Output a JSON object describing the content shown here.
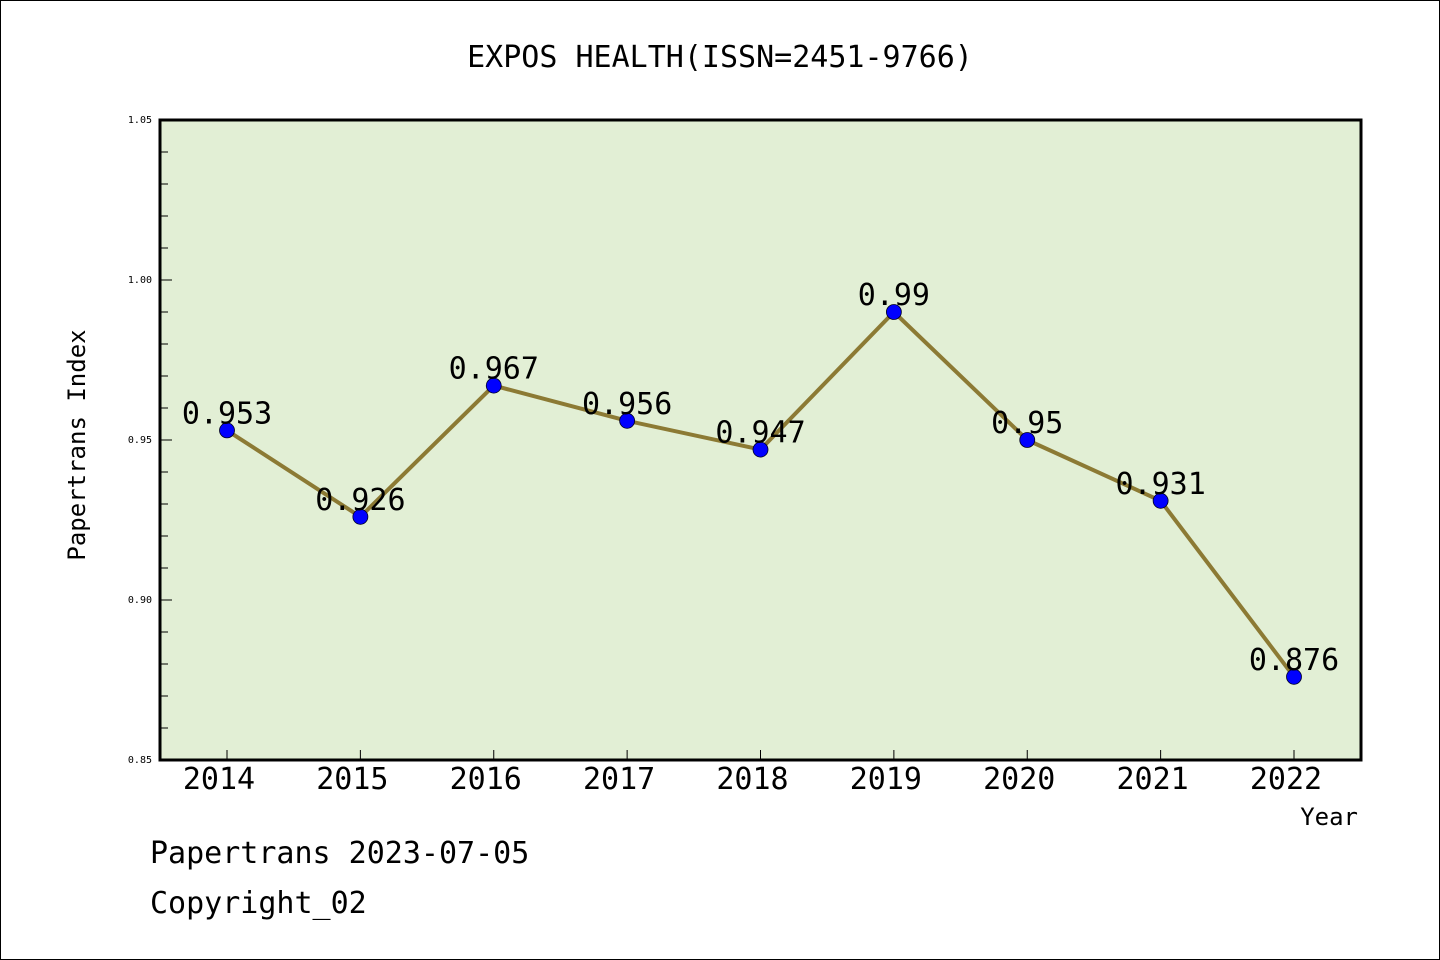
{
  "chart_data": {
    "type": "line",
    "title": "EXPOS HEALTH(ISSN=2451-9766)",
    "xlabel": "Year",
    "ylabel": "Papertrans Index",
    "x": [
      "2014",
      "2015",
      "2016",
      "2017",
      "2018",
      "2019",
      "2020",
      "2021",
      "2022"
    ],
    "series": [
      {
        "values": [
          0.953,
          0.926,
          0.967,
          0.956,
          0.947,
          0.99,
          0.95,
          0.931,
          0.876
        ],
        "data_labels": [
          "0.953",
          "0.926",
          "0.967",
          "0.956",
          "0.947",
          "0.99",
          "0.95",
          "0.931",
          "0.876"
        ]
      }
    ],
    "ylim": [
      0.85,
      1.05
    ],
    "yticks": [
      "0.85",
      "0.90",
      "0.95",
      "1.00",
      "1.05"
    ],
    "grid": false,
    "colors": {
      "plot_background": "#e2efd5",
      "line": "#8c7a34",
      "marker": "#0000ff"
    }
  },
  "footer": {
    "line1": "Papertrans 2023-07-05",
    "line2": "Copyright_02"
  }
}
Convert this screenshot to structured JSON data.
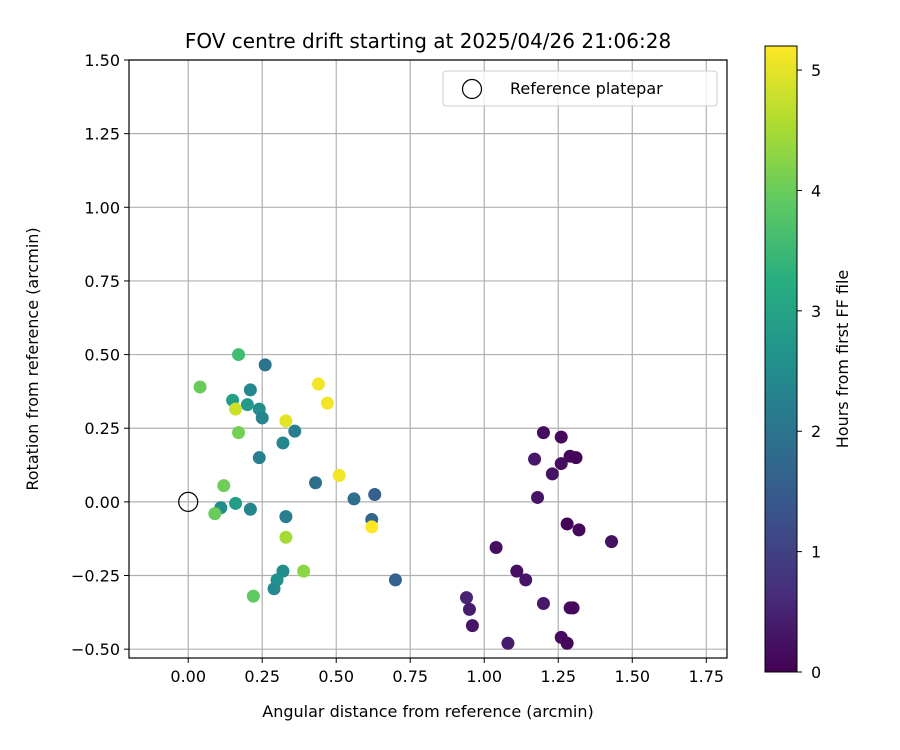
{
  "chart_data": {
    "type": "scatter",
    "title": "FOV centre drift starting at 2025/04/26 21:06:28",
    "xlabel": "Angular distance from reference (arcmin)",
    "ylabel": "Rotation from reference (arcmin)",
    "xlim": [
      -0.2,
      1.82
    ],
    "ylim": [
      -0.53,
      1.5
    ],
    "xticks": [
      0.0,
      0.25,
      0.5,
      0.75,
      1.0,
      1.25,
      1.5,
      1.75
    ],
    "xtick_labels": [
      "0.00",
      "0.25",
      "0.50",
      "0.75",
      "1.00",
      "1.25",
      "1.50",
      "1.75"
    ],
    "yticks": [
      -0.5,
      -0.25,
      0.0,
      0.25,
      0.5,
      0.75,
      1.0,
      1.25,
      1.5
    ],
    "ytick_labels": [
      "−0.50",
      "−0.25",
      "0.00",
      "0.25",
      "0.50",
      "0.75",
      "1.00",
      "1.25",
      "1.50"
    ],
    "grid": true,
    "legend": {
      "position": "top-right",
      "entries": [
        "Reference platepar"
      ]
    },
    "reference_point": {
      "x": 0.0,
      "y": 0.0
    },
    "colorbar": {
      "label": "Hours from first FF file",
      "colormap": "viridis",
      "range": [
        0,
        5.2
      ],
      "ticks": [
        0,
        1,
        2,
        3,
        4,
        5
      ],
      "tick_labels": [
        "0",
        "1",
        "2",
        "3",
        "4",
        "5"
      ]
    },
    "points": [
      {
        "x": 1.2,
        "y": 0.235,
        "c": 0.15
      },
      {
        "x": 1.26,
        "y": 0.22,
        "c": 0.1
      },
      {
        "x": 1.17,
        "y": 0.145,
        "c": 0.35
      },
      {
        "x": 1.29,
        "y": 0.155,
        "c": 0.1
      },
      {
        "x": 1.31,
        "y": 0.15,
        "c": 0.05
      },
      {
        "x": 1.26,
        "y": 0.13,
        "c": 0.2
      },
      {
        "x": 1.23,
        "y": 0.095,
        "c": 0.25
      },
      {
        "x": 1.18,
        "y": 0.015,
        "c": 0.3
      },
      {
        "x": 1.28,
        "y": -0.075,
        "c": 0.05
      },
      {
        "x": 1.32,
        "y": -0.095,
        "c": 0.1
      },
      {
        "x": 1.43,
        "y": -0.135,
        "c": 0.25
      },
      {
        "x": 1.04,
        "y": -0.155,
        "c": 0.2
      },
      {
        "x": 1.11,
        "y": -0.235,
        "c": 0.2
      },
      {
        "x": 1.14,
        "y": -0.265,
        "c": 0.3
      },
      {
        "x": 0.94,
        "y": -0.325,
        "c": 0.5
      },
      {
        "x": 0.95,
        "y": -0.365,
        "c": 0.4
      },
      {
        "x": 1.2,
        "y": -0.345,
        "c": 0.35
      },
      {
        "x": 1.29,
        "y": -0.36,
        "c": 0.2
      },
      {
        "x": 1.3,
        "y": -0.36,
        "c": 0.1
      },
      {
        "x": 0.96,
        "y": -0.42,
        "c": 0.3
      },
      {
        "x": 1.26,
        "y": -0.46,
        "c": 0.15
      },
      {
        "x": 1.08,
        "y": -0.48,
        "c": 0.4
      },
      {
        "x": 1.28,
        "y": -0.48,
        "c": 0.1
      },
      {
        "x": 0.7,
        "y": -0.265,
        "c": 1.6
      },
      {
        "x": 0.56,
        "y": 0.01,
        "c": 1.9
      },
      {
        "x": 0.63,
        "y": 0.025,
        "c": 1.6
      },
      {
        "x": 0.62,
        "y": -0.06,
        "c": 1.7
      },
      {
        "x": 0.43,
        "y": 0.065,
        "c": 1.9
      },
      {
        "x": 0.26,
        "y": 0.465,
        "c": 2.0
      },
      {
        "x": 0.21,
        "y": 0.38,
        "c": 2.4
      },
      {
        "x": 0.24,
        "y": 0.315,
        "c": 2.55
      },
      {
        "x": 0.25,
        "y": 0.285,
        "c": 2.35
      },
      {
        "x": 0.36,
        "y": 0.24,
        "c": 2.2
      },
      {
        "x": 0.32,
        "y": 0.2,
        "c": 2.4
      },
      {
        "x": 0.24,
        "y": 0.15,
        "c": 2.25
      },
      {
        "x": 0.33,
        "y": -0.05,
        "c": 2.2
      },
      {
        "x": 0.21,
        "y": -0.025,
        "c": 2.4
      },
      {
        "x": 0.11,
        "y": -0.02,
        "c": 2.5
      },
      {
        "x": 0.32,
        "y": -0.235,
        "c": 2.5
      },
      {
        "x": 0.3,
        "y": -0.265,
        "c": 2.6
      },
      {
        "x": 0.29,
        "y": -0.295,
        "c": 2.45
      },
      {
        "x": 0.2,
        "y": 0.33,
        "c": 2.8
      },
      {
        "x": 0.15,
        "y": 0.345,
        "c": 2.9
      },
      {
        "x": 0.16,
        "y": -0.005,
        "c": 2.9
      },
      {
        "x": 0.17,
        "y": 0.5,
        "c": 3.6
      },
      {
        "x": 0.04,
        "y": 0.39,
        "c": 4.0
      },
      {
        "x": 0.17,
        "y": 0.235,
        "c": 4.1
      },
      {
        "x": 0.12,
        "y": 0.055,
        "c": 4.05
      },
      {
        "x": 0.09,
        "y": -0.04,
        "c": 4.0
      },
      {
        "x": 0.22,
        "y": -0.32,
        "c": 3.9
      },
      {
        "x": 0.39,
        "y": -0.235,
        "c": 4.3
      },
      {
        "x": 0.33,
        "y": -0.12,
        "c": 4.5
      },
      {
        "x": 0.16,
        "y": 0.315,
        "c": 4.8
      },
      {
        "x": 0.33,
        "y": 0.275,
        "c": 5.0
      },
      {
        "x": 0.44,
        "y": 0.4,
        "c": 5.1
      },
      {
        "x": 0.47,
        "y": 0.335,
        "c": 5.1
      },
      {
        "x": 0.51,
        "y": 0.09,
        "c": 5.1
      },
      {
        "x": 0.62,
        "y": -0.085,
        "c": 5.2
      }
    ]
  }
}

※ ※ ※

Short task:
Send back the data above word for word, with the pictures left out.

Result:
Output a JSON object describing the content shown here.
{
  "chart_data": {
    "type": "line",
    "title": "EXPOS HEALTH(ISSN=2451-9766)",
    "xlabel": "Year",
    "ylabel": "Papertrans Index",
    "x": [
      "2014",
      "2015",
      "2016",
      "2017",
      "2018",
      "2019",
      "2020",
      "2021",
      "2022"
    ],
    "series": [
      {
        "values": [
          0.953,
          0.926,
          0.967,
          0.956,
          0.947,
          0.99,
          0.95,
          0.931,
          0.876
        ],
        "data_labels": [
          "0.953",
          "0.926",
          "0.967",
          "0.956",
          "0.947",
          "0.99",
          "0.95",
          "0.931",
          "0.876"
        ]
      }
    ],
    "ylim": [
      0.85,
      1.05
    ],
    "yticks": [
      "0.85",
      "0.90",
      "0.95",
      "1.00",
      "1.05"
    ],
    "grid": false,
    "colors": {
      "plot_background": "#e2efd5",
      "line": "#8c7a34",
      "marker": "#0000ff"
    }
  },
  "footer": {
    "line1": "Papertrans 2023-07-05",
    "line2": "Copyright_02"
  }
}
Convert this screenshot to structured JSON data.
{
  "chart_data": {
    "type": "scatter",
    "title": "FOV centre drift starting at 2025/04/26 21:06:28",
    "xlabel": "Angular distance from reference (arcmin)",
    "ylabel": "Rotation from reference (arcmin)",
    "xlim": [
      -0.2,
      1.82
    ],
    "ylim": [
      -0.53,
      1.5
    ],
    "xticks": [
      0.0,
      0.25,
      0.5,
      0.75,
      1.0,
      1.25,
      1.5,
      1.75
    ],
    "xtick_labels": [
      "0.00",
      "0.25",
      "0.50",
      "0.75",
      "1.00",
      "1.25",
      "1.50",
      "1.75"
    ],
    "yticks": [
      -0.5,
      -0.25,
      0.0,
      0.25,
      0.5,
      0.75,
      1.0,
      1.25,
      1.5
    ],
    "ytick_labels": [
      "−0.50",
      "−0.25",
      "0.00",
      "0.25",
      "0.50",
      "0.75",
      "1.00",
      "1.25",
      "1.50"
    ],
    "grid": true,
    "legend": {
      "position": "top-right",
      "entries": [
        "Reference platepar"
      ]
    },
    "reference_point": {
      "x": 0.0,
      "y": 0.0
    },
    "colorbar": {
      "label": "Hours from first FF file",
      "colormap": "viridis",
      "range": [
        0,
        5.2
      ],
      "ticks": [
        0,
        1,
        2,
        3,
        4,
        5
      ],
      "tick_labels": [
        "0",
        "1",
        "2",
        "3",
        "4",
        "5"
      ]
    },
    "points": [
      {
        "x": 1.2,
        "y": 0.235,
        "c": 0.15
      },
      {
        "x": 1.26,
        "y": 0.22,
        "c": 0.1
      },
      {
        "x": 1.17,
        "y": 0.145,
        "c": 0.35
      },
      {
        "x": 1.29,
        "y": 0.155,
        "c": 0.1
      },
      {
        "x": 1.31,
        "y": 0.15,
        "c": 0.05
      },
      {
        "x": 1.26,
        "y": 0.13,
        "c": 0.2
      },
      {
        "x": 1.23,
        "y": 0.095,
        "c": 0.25
      },
      {
        "x": 1.18,
        "y": 0.015,
        "c": 0.3
      },
      {
        "x": 1.28,
        "y": -0.075,
        "c": 0.05
      },
      {
        "x": 1.32,
        "y": -0.095,
        "c": 0.1
      },
      {
        "x": 1.43,
        "y": -0.135,
        "c": 0.25
      },
      {
        "x": 1.04,
        "y": -0.155,
        "c": 0.2
      },
      {
        "x": 1.11,
        "y": -0.235,
        "c": 0.2
      },
      {
        "x": 1.14,
        "y": -0.265,
        "c": 0.3
      },
      {
        "x": 0.94,
        "y": -0.325,
        "c": 0.5
      },
      {
        "x": 0.95,
        "y": -0.365,
        "c": 0.4
      },
      {
        "x": 1.2,
        "y": -0.345,
        "c": 0.35
      },
      {
        "x": 1.29,
        "y": -0.36,
        "c": 0.2
      },
      {
        "x": 1.3,
        "y": -0.36,
        "c": 0.1
      },
      {
        "x": 0.96,
        "y": -0.42,
        "c": 0.3
      },
      {
        "x": 1.26,
        "y": -0.46,
        "c": 0.15
      },
      {
        "x": 1.08,
        "y": -0.48,
        "c": 0.4
      },
      {
        "x": 1.28,
        "y": -0.48,
        "c": 0.1
      },
      {
        "x": 0.7,
        "y": -0.265,
        "c": 1.6
      },
      {
        "x": 0.56,
        "y": 0.01,
        "c": 1.9
      },
      {
        "x": 0.63,
        "y": 0.025,
        "c": 1.6
      },
      {
        "x": 0.62,
        "y": -0.06,
        "c": 1.7
      },
      {
        "x": 0.43,
        "y": 0.065,
        "c": 1.9
      },
      {
        "x": 0.26,
        "y": 0.465,
        "c": 2.0
      },
      {
        "x": 0.21,
        "y": 0.38,
        "c": 2.4
      },
      {
        "x": 0.24,
        "y": 0.315,
        "c": 2.55
      },
      {
        "x": 0.25,
        "y": 0.285,
        "c": 2.35
      },
      {
        "x": 0.36,
        "y": 0.24,
        "c": 2.2
      },
      {
        "x": 0.32,
        "y": 0.2,
        "c": 2.4
      },
      {
        "x": 0.24,
        "y": 0.15,
        "c": 2.25
      },
      {
        "x": 0.33,
        "y": -0.05,
        "c": 2.2
      },
      {
        "x": 0.21,
        "y": -0.025,
        "c": 2.4
      },
      {
        "x": 0.11,
        "y": -0.02,
        "c": 2.5
      },
      {
        "x": 0.32,
        "y": -0.235,
        "c": 2.5
      },
      {
        "x": 0.3,
        "y": -0.265,
        "c": 2.6
      },
      {
        "x": 0.29,
        "y": -0.295,
        "c": 2.45
      },
      {
        "x": 0.2,
        "y": 0.33,
        "c": 2.8
      },
      {
        "x": 0.15,
        "y": 0.345,
        "c": 2.9
      },
      {
        "x": 0.16,
        "y": -0.005,
        "c": 2.9
      },
      {
        "x": 0.17,
        "y": 0.5,
        "c": 3.6
      },
      {
        "x": 0.04,
        "y": 0.39,
        "c": 4.0
      },
      {
        "x": 0.17,
        "y": 0.235,
        "c": 4.1
      },
      {
        "x": 0.12,
        "y": 0.055,
        "c": 4.05
      },
      {
        "x": 0.09,
        "y": -0.04,
        "c": 4.0
      },
      {
        "x": 0.22,
        "y": -0.32,
        "c": 3.9
      },
      {
        "x": 0.39,
        "y": -0.235,
        "c": 4.3
      },
      {
        "x": 0.33,
        "y": -0.12,
        "c": 4.5
      },
      {
        "x": 0.16,
        "y": 0.315,
        "c": 4.8
      },
      {
        "x": 0.33,
        "y": 0.275,
        "c": 5.0
      },
      {
        "x": 0.44,
        "y": 0.4,
        "c": 5.1
      },
      {
        "x": 0.47,
        "y": 0.335,
        "c": 5.1
      },
      {
        "x": 0.51,
        "y": 0.09,
        "c": 5.1
      },
      {
        "x": 0.62,
        "y": -0.085,
        "c": 5.2
      }
    ]
  }
}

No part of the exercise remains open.